Only lines holding the string "this" are wanted; copy each one from the material.
☆ ☆ ☆ ☆ ☆ ☆ ☆
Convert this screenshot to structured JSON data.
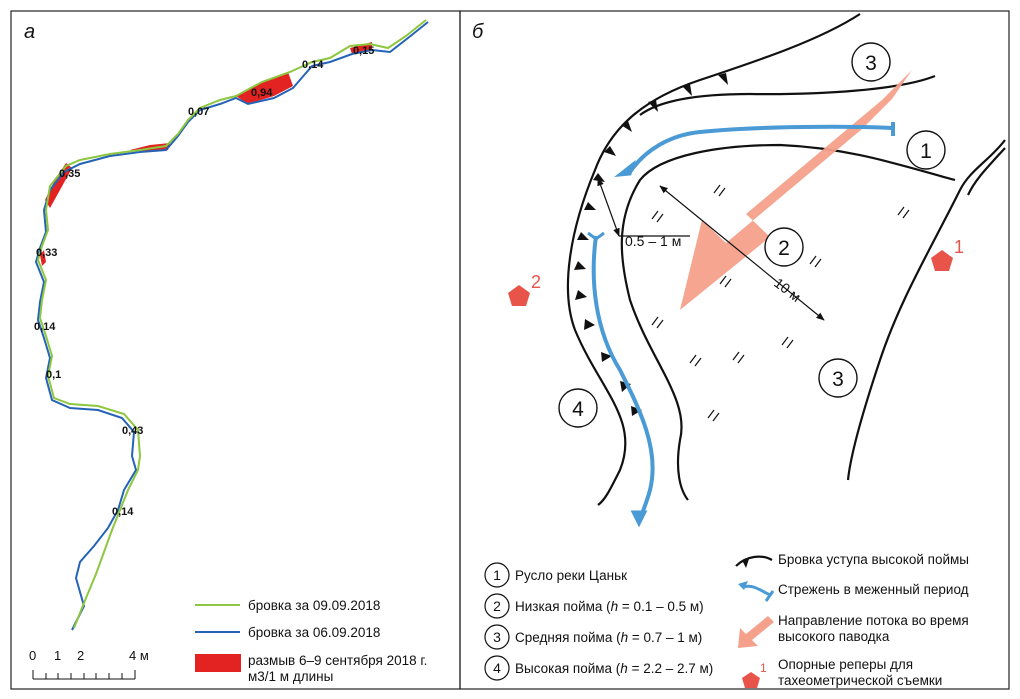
{
  "panel_a": {
    "letter": "а",
    "values": [
      "0,15",
      "0,14",
      "0,94",
      "0,07",
      "0,35",
      "0,33",
      "0,14",
      "0,1",
      "0,43",
      "0,14"
    ],
    "scale": {
      "ticks": [
        "0",
        "1",
        "2",
        "4 м"
      ]
    },
    "legend": {
      "green": "бровка за 09.09.2018",
      "blue": "бровка за 06.09.2018",
      "red_line1": "размыв 6–9 сентября 2018 г.",
      "red_line2": "м3/1 м длины"
    },
    "colors": {
      "green": "#8dc63f",
      "blue": "#2563b8",
      "red": "#e32322"
    }
  },
  "panel_b": {
    "letter": "б",
    "circle_labels": [
      "1",
      "2",
      "3",
      "3",
      "4"
    ],
    "dim_small": "0.5 – 1 м",
    "dim_large": "10 м",
    "benchmarks": [
      "1",
      "2"
    ],
    "legend": {
      "items": [
        {
          "num": "1",
          "text": "Русло реки Цаньк"
        },
        {
          "num": "2",
          "pre": "Низкая пойма (",
          "h": "h",
          "post": " = 0.1 – 0.5 м)"
        },
        {
          "num": "3",
          "pre": "Средняя пойма (",
          "h": "h",
          "post": " = 0.7 – 1 м)"
        },
        {
          "num": "4",
          "pre": "Высокая пойма (",
          "h": "h",
          "post": " = 2.2 – 2.7 м)"
        }
      ],
      "scarp": "Бровка уступа высокой поймы",
      "thalweg": "Стрежень в меженный период",
      "flow_line1": "Направление потока во время",
      "flow_line2": "высокого паводка",
      "bench_num": "1",
      "bench_line1": "Опорные реперы для",
      "bench_line2": "тахеометрической съемки"
    },
    "colors": {
      "thalweg": "#4a9ad6",
      "flow": "#f4a08a",
      "benchmark": "#e8544a"
    }
  }
}
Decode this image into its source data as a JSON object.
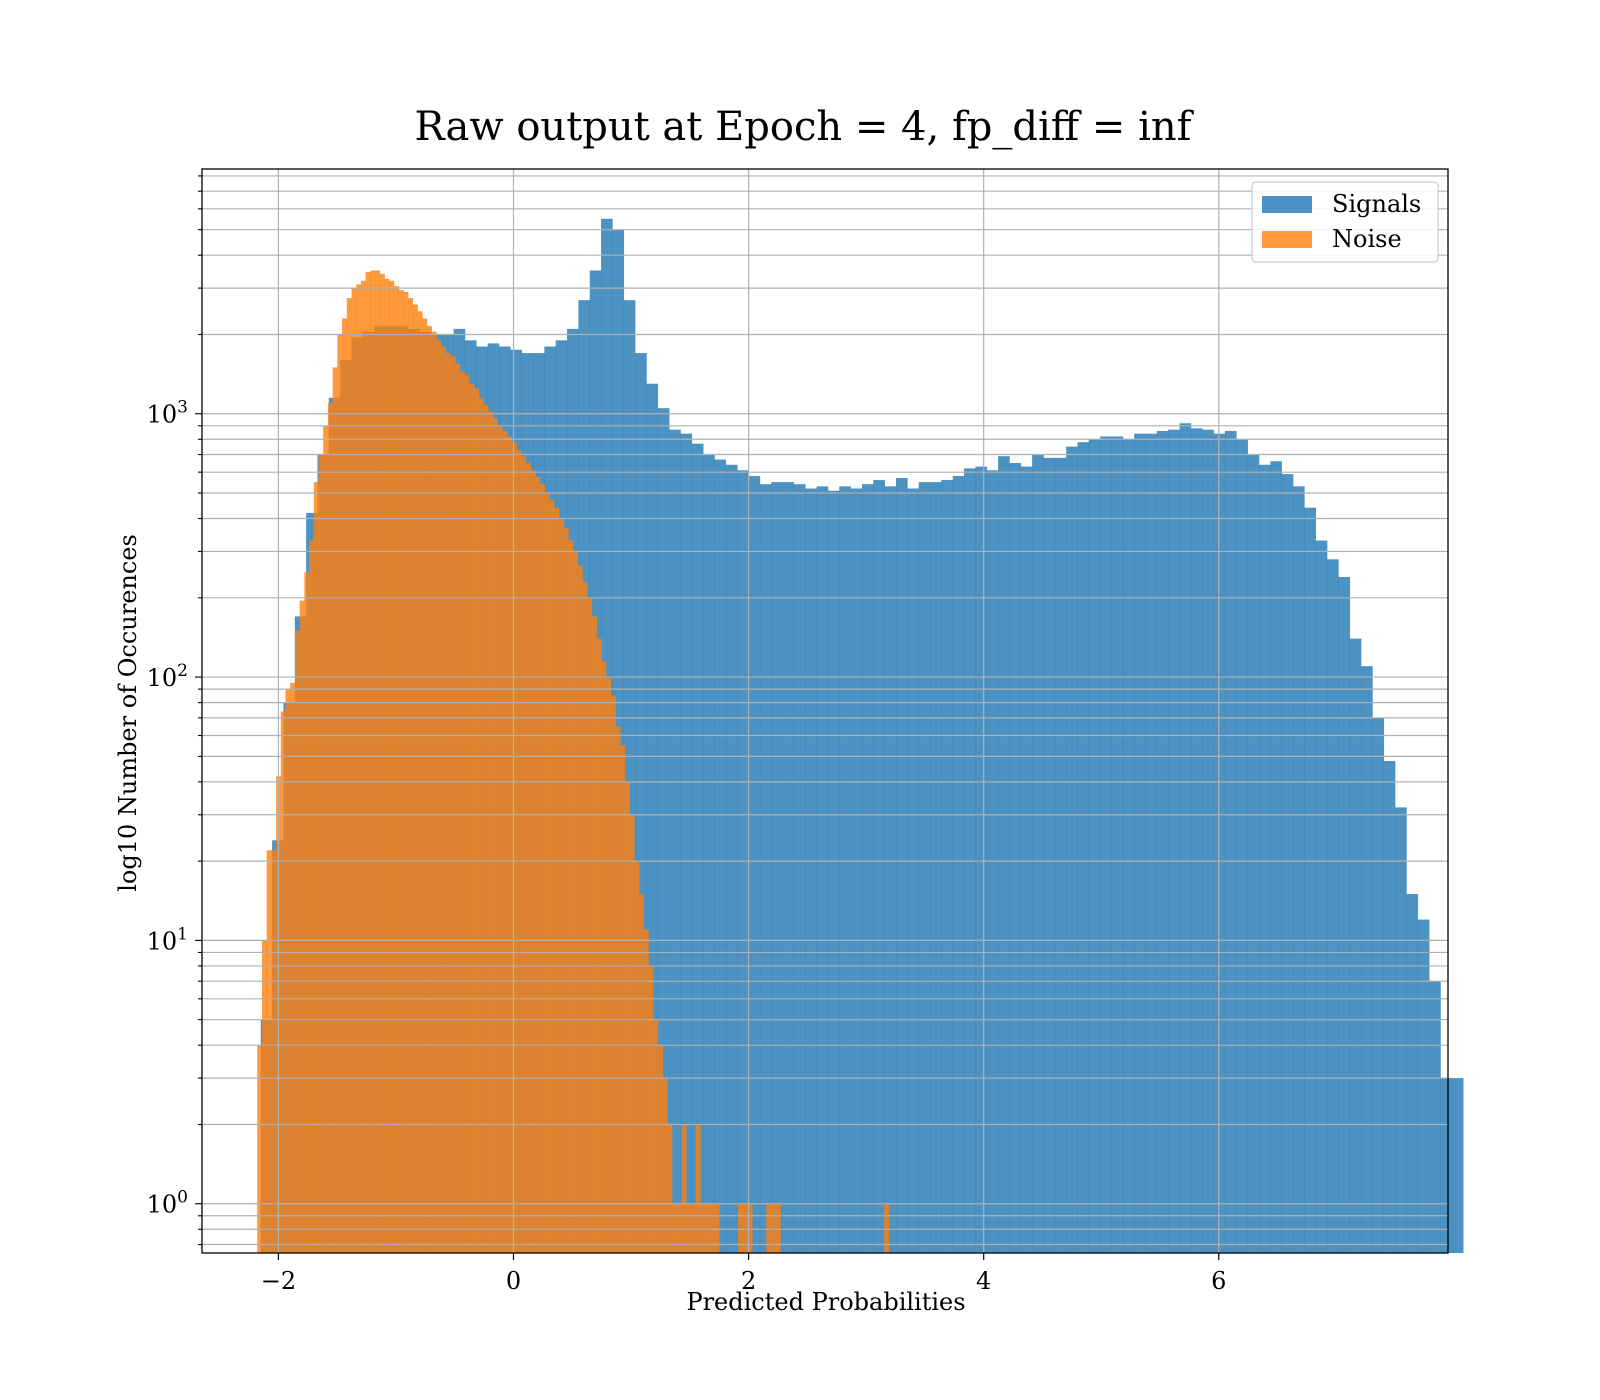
☆ ☆ ☆ ☆ ☆ ☆ ☆
» Solved exercise:
Convert this screenshot to structured JSON data.
Decode this image into its source data as a JSON object.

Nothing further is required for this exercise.